Aim of the exercise ▸ Search the listing for the string "color" and copy every line that contains it.

Items ▸
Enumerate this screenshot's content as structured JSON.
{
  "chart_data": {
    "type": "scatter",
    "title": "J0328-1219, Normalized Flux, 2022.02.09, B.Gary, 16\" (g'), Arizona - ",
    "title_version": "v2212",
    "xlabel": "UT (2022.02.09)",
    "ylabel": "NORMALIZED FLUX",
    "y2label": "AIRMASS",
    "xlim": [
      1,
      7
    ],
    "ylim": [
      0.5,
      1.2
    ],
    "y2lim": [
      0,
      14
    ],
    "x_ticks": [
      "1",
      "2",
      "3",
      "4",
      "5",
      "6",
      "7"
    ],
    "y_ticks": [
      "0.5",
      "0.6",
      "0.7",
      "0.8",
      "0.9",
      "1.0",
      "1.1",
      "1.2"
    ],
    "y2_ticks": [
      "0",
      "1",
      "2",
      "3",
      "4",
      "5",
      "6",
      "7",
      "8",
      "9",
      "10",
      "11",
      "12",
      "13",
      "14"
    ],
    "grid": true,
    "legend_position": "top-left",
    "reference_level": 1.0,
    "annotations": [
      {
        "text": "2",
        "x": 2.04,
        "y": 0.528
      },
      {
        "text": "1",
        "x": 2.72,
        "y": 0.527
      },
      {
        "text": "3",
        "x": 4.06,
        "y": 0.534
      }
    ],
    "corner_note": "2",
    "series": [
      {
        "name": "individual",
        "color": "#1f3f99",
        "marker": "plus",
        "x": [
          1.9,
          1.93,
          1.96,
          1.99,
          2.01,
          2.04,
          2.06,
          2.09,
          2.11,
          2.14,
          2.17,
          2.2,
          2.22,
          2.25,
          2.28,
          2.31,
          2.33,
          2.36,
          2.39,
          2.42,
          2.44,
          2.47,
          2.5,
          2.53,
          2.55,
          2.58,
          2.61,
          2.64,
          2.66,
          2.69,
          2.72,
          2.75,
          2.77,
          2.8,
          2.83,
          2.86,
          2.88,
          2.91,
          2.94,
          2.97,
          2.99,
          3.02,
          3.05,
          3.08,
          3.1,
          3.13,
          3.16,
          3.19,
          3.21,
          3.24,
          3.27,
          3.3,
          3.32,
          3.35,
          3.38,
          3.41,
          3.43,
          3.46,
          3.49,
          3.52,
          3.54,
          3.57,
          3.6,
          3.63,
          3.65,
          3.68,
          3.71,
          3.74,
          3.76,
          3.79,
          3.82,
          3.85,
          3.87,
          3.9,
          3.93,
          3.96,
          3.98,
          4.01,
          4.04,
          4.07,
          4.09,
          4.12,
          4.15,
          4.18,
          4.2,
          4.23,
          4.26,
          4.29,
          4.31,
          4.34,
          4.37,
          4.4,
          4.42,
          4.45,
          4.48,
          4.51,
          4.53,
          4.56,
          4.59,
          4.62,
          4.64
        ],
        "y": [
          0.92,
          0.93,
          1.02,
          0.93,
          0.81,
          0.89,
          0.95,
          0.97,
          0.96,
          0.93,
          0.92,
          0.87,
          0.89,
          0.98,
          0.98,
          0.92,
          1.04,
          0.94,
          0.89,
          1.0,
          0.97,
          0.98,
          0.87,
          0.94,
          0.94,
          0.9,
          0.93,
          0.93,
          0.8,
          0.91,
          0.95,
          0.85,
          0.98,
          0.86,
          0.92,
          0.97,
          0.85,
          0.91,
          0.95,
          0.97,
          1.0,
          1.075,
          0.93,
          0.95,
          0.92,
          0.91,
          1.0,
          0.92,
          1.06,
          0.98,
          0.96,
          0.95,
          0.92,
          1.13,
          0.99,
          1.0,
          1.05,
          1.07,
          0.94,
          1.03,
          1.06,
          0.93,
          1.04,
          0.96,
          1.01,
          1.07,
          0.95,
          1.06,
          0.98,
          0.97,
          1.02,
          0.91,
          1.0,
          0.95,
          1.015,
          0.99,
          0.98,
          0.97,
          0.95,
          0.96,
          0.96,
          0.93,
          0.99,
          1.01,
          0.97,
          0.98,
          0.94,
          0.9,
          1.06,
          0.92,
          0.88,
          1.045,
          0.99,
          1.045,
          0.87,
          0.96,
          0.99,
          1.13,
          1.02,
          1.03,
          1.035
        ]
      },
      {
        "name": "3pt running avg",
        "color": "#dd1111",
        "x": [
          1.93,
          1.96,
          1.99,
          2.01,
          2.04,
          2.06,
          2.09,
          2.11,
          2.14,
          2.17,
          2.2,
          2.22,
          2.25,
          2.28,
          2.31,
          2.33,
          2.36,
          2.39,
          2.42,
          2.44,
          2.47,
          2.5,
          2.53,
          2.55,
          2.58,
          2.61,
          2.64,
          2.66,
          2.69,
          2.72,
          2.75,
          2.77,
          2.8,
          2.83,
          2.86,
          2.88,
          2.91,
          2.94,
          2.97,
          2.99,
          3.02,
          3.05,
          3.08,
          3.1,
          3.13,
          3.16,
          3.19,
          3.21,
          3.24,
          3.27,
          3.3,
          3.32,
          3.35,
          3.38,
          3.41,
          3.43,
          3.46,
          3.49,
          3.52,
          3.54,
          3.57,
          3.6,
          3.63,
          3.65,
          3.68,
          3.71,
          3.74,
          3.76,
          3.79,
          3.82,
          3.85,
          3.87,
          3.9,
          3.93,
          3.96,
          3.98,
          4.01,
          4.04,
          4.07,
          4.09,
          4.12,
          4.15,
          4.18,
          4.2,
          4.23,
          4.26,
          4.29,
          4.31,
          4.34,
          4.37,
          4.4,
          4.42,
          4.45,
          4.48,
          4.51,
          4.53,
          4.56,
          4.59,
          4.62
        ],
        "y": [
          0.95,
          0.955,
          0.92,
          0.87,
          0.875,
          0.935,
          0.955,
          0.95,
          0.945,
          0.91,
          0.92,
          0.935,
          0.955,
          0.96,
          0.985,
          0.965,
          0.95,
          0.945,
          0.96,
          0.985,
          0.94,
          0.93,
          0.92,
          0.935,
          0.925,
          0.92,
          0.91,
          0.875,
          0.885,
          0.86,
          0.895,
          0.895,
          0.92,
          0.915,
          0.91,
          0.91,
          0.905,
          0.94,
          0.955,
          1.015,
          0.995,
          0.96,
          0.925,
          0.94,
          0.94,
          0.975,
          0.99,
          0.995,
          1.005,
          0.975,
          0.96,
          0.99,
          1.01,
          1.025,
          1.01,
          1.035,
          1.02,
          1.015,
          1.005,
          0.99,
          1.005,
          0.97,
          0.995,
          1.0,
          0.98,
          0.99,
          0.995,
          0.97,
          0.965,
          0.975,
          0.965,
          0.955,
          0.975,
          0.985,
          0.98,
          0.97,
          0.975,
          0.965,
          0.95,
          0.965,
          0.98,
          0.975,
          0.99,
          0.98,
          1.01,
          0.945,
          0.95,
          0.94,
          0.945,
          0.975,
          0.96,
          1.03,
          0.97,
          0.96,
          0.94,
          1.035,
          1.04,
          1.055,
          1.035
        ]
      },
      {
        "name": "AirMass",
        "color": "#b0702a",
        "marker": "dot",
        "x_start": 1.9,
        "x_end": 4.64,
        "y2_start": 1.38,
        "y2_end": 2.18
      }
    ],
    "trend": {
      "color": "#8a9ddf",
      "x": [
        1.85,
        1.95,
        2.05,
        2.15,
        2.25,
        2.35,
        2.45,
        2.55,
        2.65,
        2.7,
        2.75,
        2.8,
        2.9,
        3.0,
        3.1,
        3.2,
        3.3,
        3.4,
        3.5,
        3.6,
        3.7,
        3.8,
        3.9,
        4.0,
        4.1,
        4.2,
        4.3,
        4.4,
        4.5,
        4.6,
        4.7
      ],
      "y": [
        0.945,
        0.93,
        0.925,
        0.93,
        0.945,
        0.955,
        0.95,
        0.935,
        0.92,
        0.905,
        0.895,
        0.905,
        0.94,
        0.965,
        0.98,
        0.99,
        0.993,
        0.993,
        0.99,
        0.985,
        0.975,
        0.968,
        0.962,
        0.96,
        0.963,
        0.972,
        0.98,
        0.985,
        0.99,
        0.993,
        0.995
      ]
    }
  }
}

Output of the exercise ▸
        "color": "#1f3f99",
        "color": "#dd1111",
        "color": "#b0702a",
      "color": "#8a9ddf",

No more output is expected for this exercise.